*WRITTEN EXERCISE*
Output every line exactly as written. Leave out pictures.

◇ ◇ ◇ ◇ ◇ ◇ ◇

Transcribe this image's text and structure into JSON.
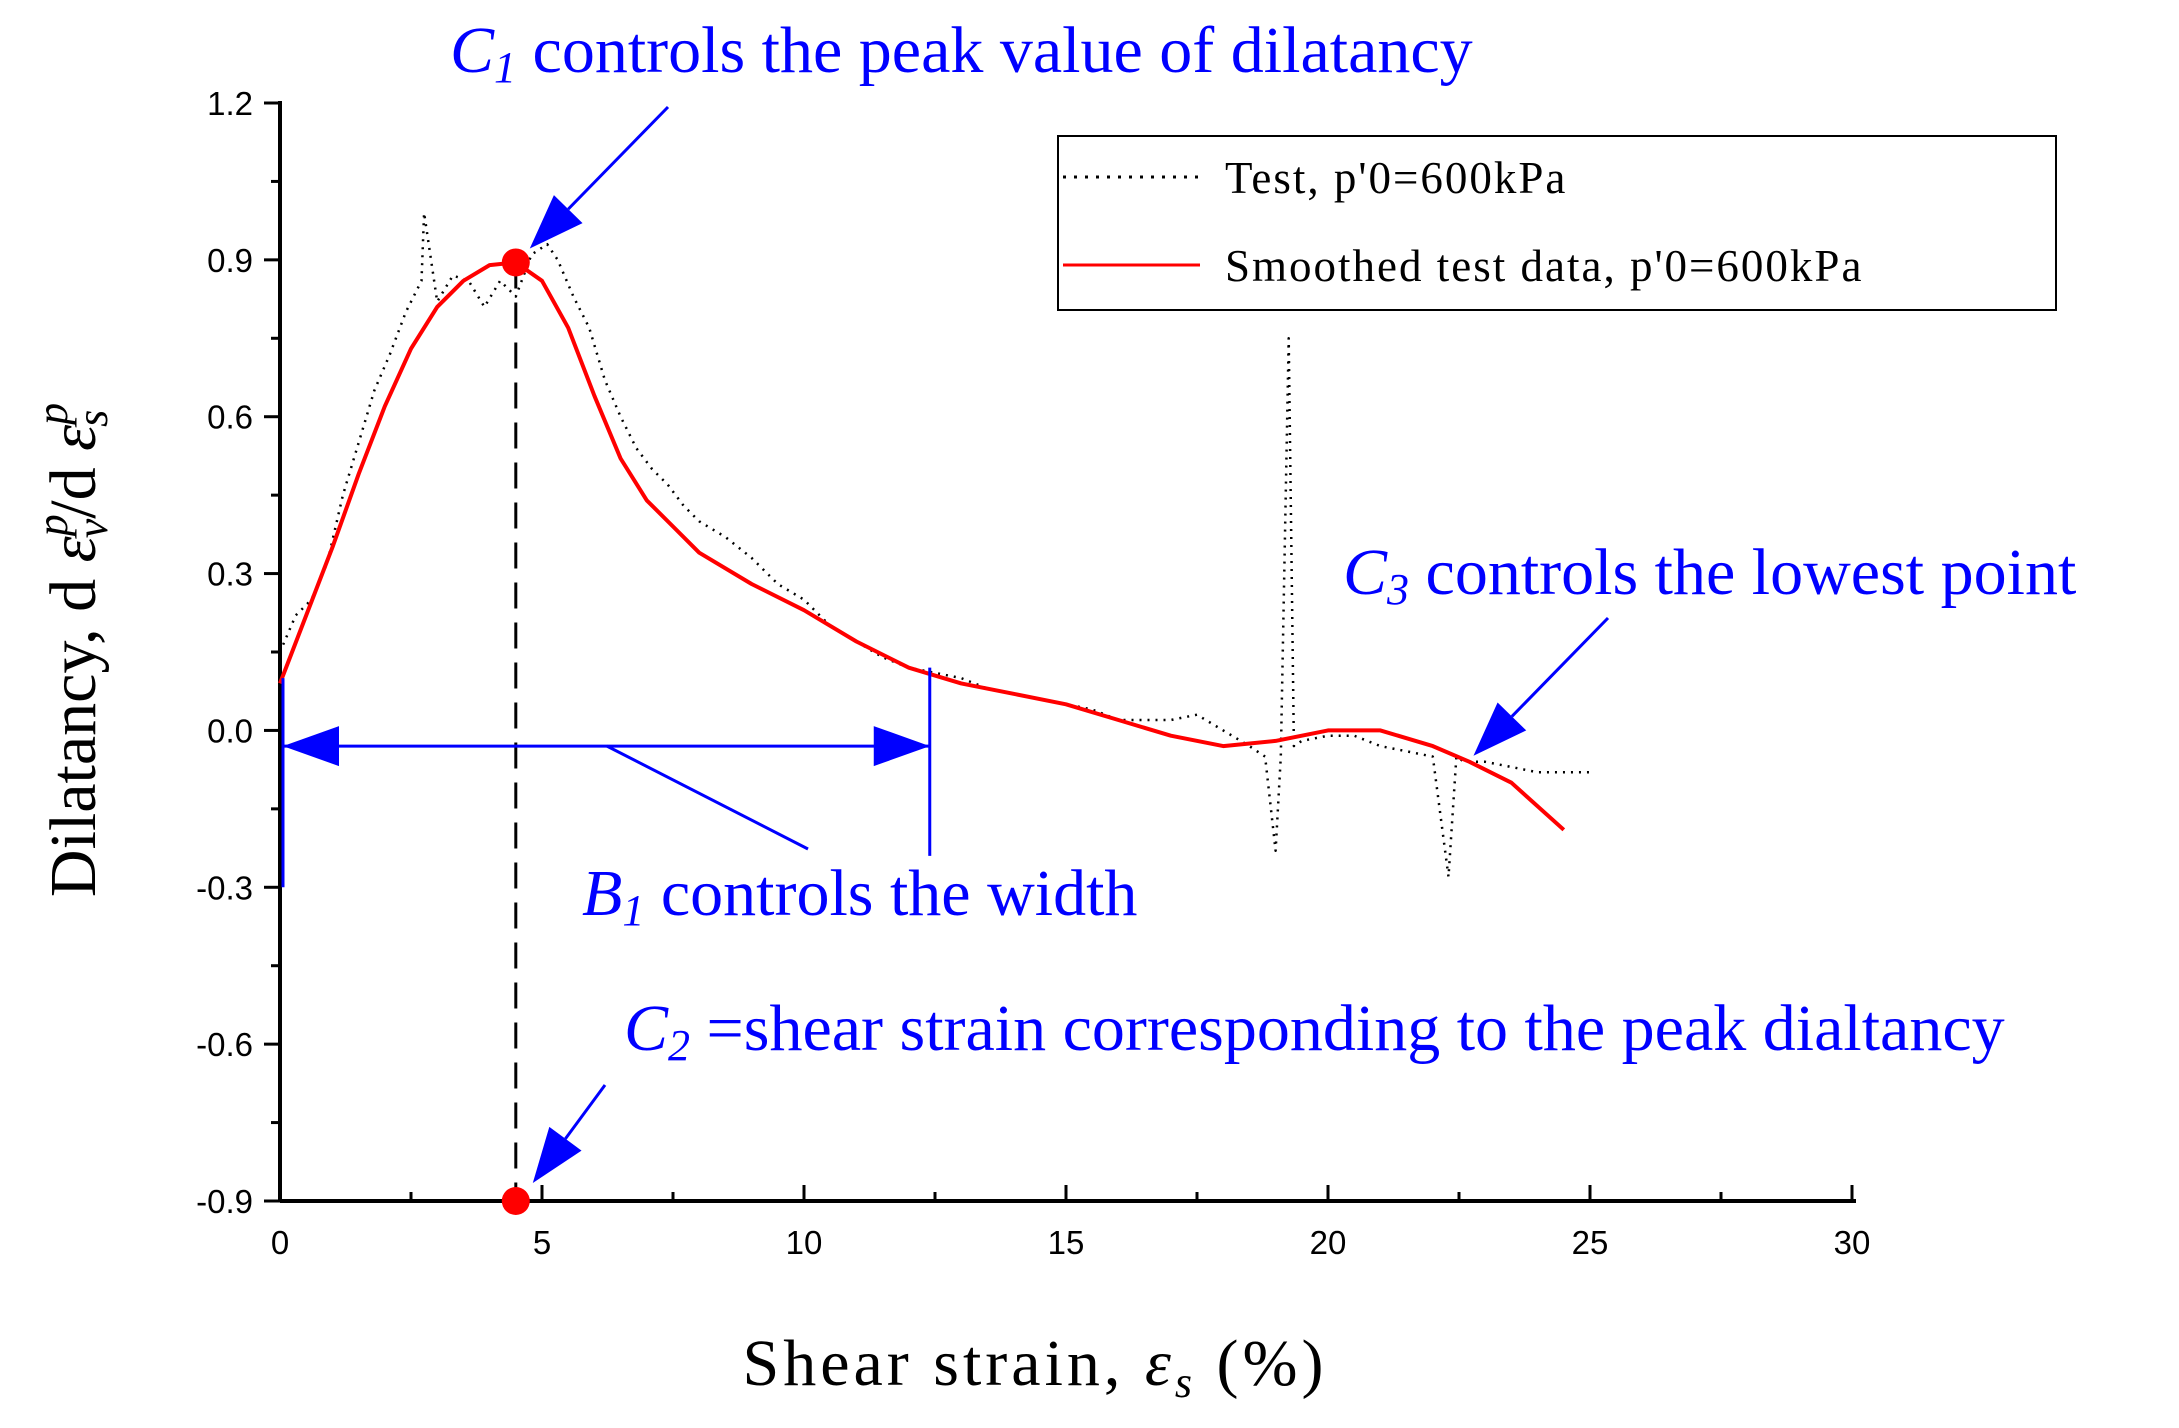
{
  "chart_data": {
    "type": "line",
    "xlabel": "Shear strain,  εs (%)",
    "ylabel": "Dilatancy, d εvp/d εsp",
    "xlim": [
      0,
      30
    ],
    "ylim": [
      -0.9,
      1.2
    ],
    "x_ticks": [
      "0",
      "5",
      "10",
      "15",
      "20",
      "25",
      "30"
    ],
    "y_ticks": [
      "1.2",
      "0.9",
      "0.6",
      "0.3",
      "0.0",
      "-0.3",
      "-0.6",
      "-0.9"
    ],
    "legend": {
      "position": "top-right",
      "test_label": "Test, p'0=600kPa",
      "smoothed_label": "Smoothed test data, p'0=600kPa"
    },
    "series": [
      {
        "name": "Test, p'0=600kPa",
        "style": "dotted",
        "color": "#000000",
        "x": [
          0.0,
          0.3,
          0.6,
          0.9,
          1.2,
          1.5,
          1.8,
          2.1,
          2.4,
          2.7,
          2.75,
          3.0,
          3.3,
          3.6,
          3.9,
          4.2,
          4.5,
          4.8,
          5.1,
          5.3,
          5.6,
          5.9,
          6.2,
          6.5,
          6.8,
          7.1,
          7.4,
          7.7,
          8.0,
          8.5,
          9.0,
          9.5,
          10.0,
          10.5,
          11.0,
          11.5,
          12.0,
          12.5,
          13.0,
          13.5,
          14.0,
          14.5,
          15.0,
          15.5,
          16.0,
          16.5,
          17.0,
          17.5,
          18.0,
          18.5,
          18.8,
          19.0,
          19.1,
          19.25,
          19.35,
          19.5,
          20.0,
          20.5,
          21.0,
          21.5,
          22.0,
          22.3,
          22.45,
          22.6,
          23.0,
          23.5,
          24.0,
          24.5,
          25.0
        ],
        "y": [
          0.15,
          0.22,
          0.25,
          0.32,
          0.45,
          0.55,
          0.65,
          0.72,
          0.8,
          0.86,
          0.99,
          0.82,
          0.87,
          0.86,
          0.81,
          0.86,
          0.83,
          0.91,
          0.93,
          0.9,
          0.83,
          0.77,
          0.67,
          0.6,
          0.54,
          0.5,
          0.47,
          0.43,
          0.4,
          0.37,
          0.33,
          0.28,
          0.25,
          0.2,
          0.17,
          0.14,
          0.12,
          0.11,
          0.1,
          0.08,
          0.07,
          0.06,
          0.05,
          0.04,
          0.02,
          0.02,
          0.02,
          0.03,
          0.0,
          -0.03,
          -0.05,
          -0.23,
          -0.05,
          0.75,
          -0.03,
          -0.02,
          -0.01,
          -0.01,
          -0.03,
          -0.04,
          -0.05,
          -0.28,
          -0.05,
          -0.06,
          -0.06,
          -0.07,
          -0.08,
          -0.08,
          -0.08
        ]
      },
      {
        "name": "Smoothed test data, p'0=600kPa",
        "style": "solid",
        "color": "#ff0000",
        "x": [
          0.0,
          0.5,
          1.0,
          1.5,
          2.0,
          2.5,
          3.0,
          3.5,
          4.0,
          4.5,
          5.0,
          5.5,
          6.0,
          6.5,
          7.0,
          7.5,
          8.0,
          9.0,
          10.0,
          11.0,
          12.0,
          13.0,
          14.0,
          15.0,
          16.0,
          17.0,
          18.0,
          19.0,
          20.0,
          21.0,
          22.0,
          22.7,
          23.5,
          24.5
        ],
        "y": [
          0.09,
          0.22,
          0.35,
          0.49,
          0.62,
          0.73,
          0.81,
          0.86,
          0.89,
          0.895,
          0.86,
          0.77,
          0.64,
          0.52,
          0.44,
          0.39,
          0.34,
          0.28,
          0.23,
          0.17,
          0.12,
          0.09,
          0.07,
          0.05,
          0.02,
          -0.01,
          -0.03,
          -0.02,
          0.0,
          0.0,
          -0.03,
          -0.06,
          -0.1,
          -0.19
        ]
      }
    ],
    "annotations": {
      "c1_sym": "C",
      "c1_sub": "1",
      "c1_text": " controls the peak value of dilatancy",
      "c2_sym": "C",
      "c2_sub": "2",
      "c2_text": " =shear strain corresponding to the peak dialtancy",
      "c3_sym": "C",
      "c3_sub": "3",
      "c3_text": " controls the lowest point",
      "b1_sym": "B",
      "b1_sub": "1",
      "b1_text": " controls the width"
    },
    "markers": {
      "peak_x": 4.5,
      "peak_y": 0.895,
      "width_start_x": 0.0,
      "width_end_x": 12.4,
      "c3_x": 22.7,
      "c3_y": -0.06
    },
    "colors": {
      "annotation": "#0000ff",
      "marker": "#ff0000",
      "smooth": "#ff0000",
      "test": "#000000"
    }
  }
}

◇ ◇ ◇ ◇ ◇ ◇ ◇

*RESPONSE TO THE TASK*
Transcribe this image's text and structure into JSON.
{
  "chart_data": {
    "type": "line",
    "xlabel": "Shear strain,  εs (%)",
    "ylabel": "Dilatancy, d εvp/d εsp",
    "xlim": [
      0,
      30
    ],
    "ylim": [
      -0.9,
      1.2
    ],
    "x_ticks": [
      "0",
      "5",
      "10",
      "15",
      "20",
      "25",
      "30"
    ],
    "y_ticks": [
      "1.2",
      "0.9",
      "0.6",
      "0.3",
      "0.0",
      "-0.3",
      "-0.6",
      "-0.9"
    ],
    "legend": {
      "position": "top-right",
      "test_label": "Test, p'0=600kPa",
      "smoothed_label": "Smoothed test data, p'0=600kPa"
    },
    "series": [
      {
        "name": "Test, p'0=600kPa",
        "style": "dotted",
        "color": "#000000",
        "x": [
          0.0,
          0.3,
          0.6,
          0.9,
          1.2,
          1.5,
          1.8,
          2.1,
          2.4,
          2.7,
          2.75,
          3.0,
          3.3,
          3.6,
          3.9,
          4.2,
          4.5,
          4.8,
          5.1,
          5.3,
          5.6,
          5.9,
          6.2,
          6.5,
          6.8,
          7.1,
          7.4,
          7.7,
          8.0,
          8.5,
          9.0,
          9.5,
          10.0,
          10.5,
          11.0,
          11.5,
          12.0,
          12.5,
          13.0,
          13.5,
          14.0,
          14.5,
          15.0,
          15.5,
          16.0,
          16.5,
          17.0,
          17.5,
          18.0,
          18.5,
          18.8,
          19.0,
          19.1,
          19.25,
          19.35,
          19.5,
          20.0,
          20.5,
          21.0,
          21.5,
          22.0,
          22.3,
          22.45,
          22.6,
          23.0,
          23.5,
          24.0,
          24.5,
          25.0
        ],
        "y": [
          0.15,
          0.22,
          0.25,
          0.32,
          0.45,
          0.55,
          0.65,
          0.72,
          0.8,
          0.86,
          0.99,
          0.82,
          0.87,
          0.86,
          0.81,
          0.86,
          0.83,
          0.91,
          0.93,
          0.9,
          0.83,
          0.77,
          0.67,
          0.6,
          0.54,
          0.5,
          0.47,
          0.43,
          0.4,
          0.37,
          0.33,
          0.28,
          0.25,
          0.2,
          0.17,
          0.14,
          0.12,
          0.11,
          0.1,
          0.08,
          0.07,
          0.06,
          0.05,
          0.04,
          0.02,
          0.02,
          0.02,
          0.03,
          0.0,
          -0.03,
          -0.05,
          -0.23,
          -0.05,
          0.75,
          -0.03,
          -0.02,
          -0.01,
          -0.01,
          -0.03,
          -0.04,
          -0.05,
          -0.28,
          -0.05,
          -0.06,
          -0.06,
          -0.07,
          -0.08,
          -0.08,
          -0.08
        ]
      },
      {
        "name": "Smoothed test data, p'0=600kPa",
        "style": "solid",
        "color": "#ff0000",
        "x": [
          0.0,
          0.5,
          1.0,
          1.5,
          2.0,
          2.5,
          3.0,
          3.5,
          4.0,
          4.5,
          5.0,
          5.5,
          6.0,
          6.5,
          7.0,
          7.5,
          8.0,
          9.0,
          10.0,
          11.0,
          12.0,
          13.0,
          14.0,
          15.0,
          16.0,
          17.0,
          18.0,
          19.0,
          20.0,
          21.0,
          22.0,
          22.7,
          23.5,
          24.5
        ],
        "y": [
          0.09,
          0.22,
          0.35,
          0.49,
          0.62,
          0.73,
          0.81,
          0.86,
          0.89,
          0.895,
          0.86,
          0.77,
          0.64,
          0.52,
          0.44,
          0.39,
          0.34,
          0.28,
          0.23,
          0.17,
          0.12,
          0.09,
          0.07,
          0.05,
          0.02,
          -0.01,
          -0.03,
          -0.02,
          0.0,
          0.0,
          -0.03,
          -0.06,
          -0.1,
          -0.19
        ]
      }
    ],
    "annotations": {
      "c1_sym": "C",
      "c1_sub": "1",
      "c1_text": " controls the peak value of dilatancy",
      "c2_sym": "C",
      "c2_sub": "2",
      "c2_text": " =shear strain corresponding to the peak dialtancy",
      "c3_sym": "C",
      "c3_sub": "3",
      "c3_text": " controls the lowest point",
      "b1_sym": "B",
      "b1_sub": "1",
      "b1_text": " controls the width"
    },
    "markers": {
      "peak_x": 4.5,
      "peak_y": 0.895,
      "width_start_x": 0.0,
      "width_end_x": 12.4,
      "c3_x": 22.7,
      "c3_y": -0.06
    },
    "colors": {
      "annotation": "#0000ff",
      "marker": "#ff0000",
      "smooth": "#ff0000",
      "test": "#000000"
    }
  }
}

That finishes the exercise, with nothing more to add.